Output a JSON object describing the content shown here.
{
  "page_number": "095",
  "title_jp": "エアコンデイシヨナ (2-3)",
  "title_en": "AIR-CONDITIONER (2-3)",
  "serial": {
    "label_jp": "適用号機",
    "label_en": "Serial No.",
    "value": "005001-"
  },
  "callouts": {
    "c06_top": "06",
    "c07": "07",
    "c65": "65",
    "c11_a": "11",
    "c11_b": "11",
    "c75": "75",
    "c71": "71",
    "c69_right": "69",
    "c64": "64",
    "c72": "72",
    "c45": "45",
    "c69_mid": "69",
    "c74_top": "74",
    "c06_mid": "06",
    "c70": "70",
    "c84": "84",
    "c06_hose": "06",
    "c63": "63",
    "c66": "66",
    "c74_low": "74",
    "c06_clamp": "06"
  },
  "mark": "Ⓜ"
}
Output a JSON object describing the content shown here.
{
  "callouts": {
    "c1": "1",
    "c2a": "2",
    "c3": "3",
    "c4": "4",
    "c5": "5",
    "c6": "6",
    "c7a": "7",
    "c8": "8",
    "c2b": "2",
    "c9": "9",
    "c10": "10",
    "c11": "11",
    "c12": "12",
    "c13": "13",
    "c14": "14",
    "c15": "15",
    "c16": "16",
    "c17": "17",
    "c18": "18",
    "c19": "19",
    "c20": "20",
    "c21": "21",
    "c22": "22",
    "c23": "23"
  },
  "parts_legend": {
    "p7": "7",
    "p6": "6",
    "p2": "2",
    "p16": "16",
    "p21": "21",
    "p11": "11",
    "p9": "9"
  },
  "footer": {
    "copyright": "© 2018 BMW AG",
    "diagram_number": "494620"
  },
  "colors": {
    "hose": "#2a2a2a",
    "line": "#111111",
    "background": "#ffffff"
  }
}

** What is asked **
Every line of the data above should be copied exactly.

** Task result **
Output a JSON object describing the content shown here.
{
  "page_number": "095",
  "title_jp": "エアコンデイシヨナ (2-3)",
  "title_en": "AIR-CONDITIONER (2-3)",
  "serial": {
    "label_jp": "適用号機",
    "label_en": "Serial No.",
    "value": "005001-"
  },
  "callouts": {
    "c06_top": "06",
    "c07": "07",
    "c65": "65",
    "c11_a": "11",
    "c11_b": "11",
    "c75": "75",
    "c71": "71",
    "c69_right": "69",
    "c64": "64",
    "c72": "72",
    "c45": "45",
    "c69_mid": "69",
    "c74_top": "74",
    "c06_mid": "06",
    "c70": "70",
    "c84": "84",
    "c06_hose": "06",
    "c63": "63",
    "c66": "66",
    "c74_low": "74",
    "c06_clamp": "06"
  },
  "mark": "Ⓜ"
}
Output a JSON object describing the content shown here.
{
  "callouts": {
    "c1": "1",
    "c2a": "2",
    "c3": "3",
    "c4": "4",
    "c5": "5",
    "c6": "6",
    "c7a": "7",
    "c8": "8",
    "c2b": "2",
    "c9": "9",
    "c10": "10",
    "c11": "11",
    "c12": "12",
    "c13": "13",
    "c14": "14",
    "c15": "15",
    "c16": "16",
    "c17": "17",
    "c18": "18",
    "c19": "19",
    "c20": "20",
    "c21": "21",
    "c22": "22",
    "c23": "23"
  },
  "parts_legend": {
    "p7": "7",
    "p6": "6",
    "p2": "2",
    "p16": "16",
    "p21": "21",
    "p11": "11",
    "p9": "9"
  },
  "footer": {
    "copyright": "© 2018 BMW AG",
    "diagram_number": "494620"
  },
  "colors": {
    "hose": "#2a2a2a",
    "line": "#111111",
    "background": "#ffffff"
  }
}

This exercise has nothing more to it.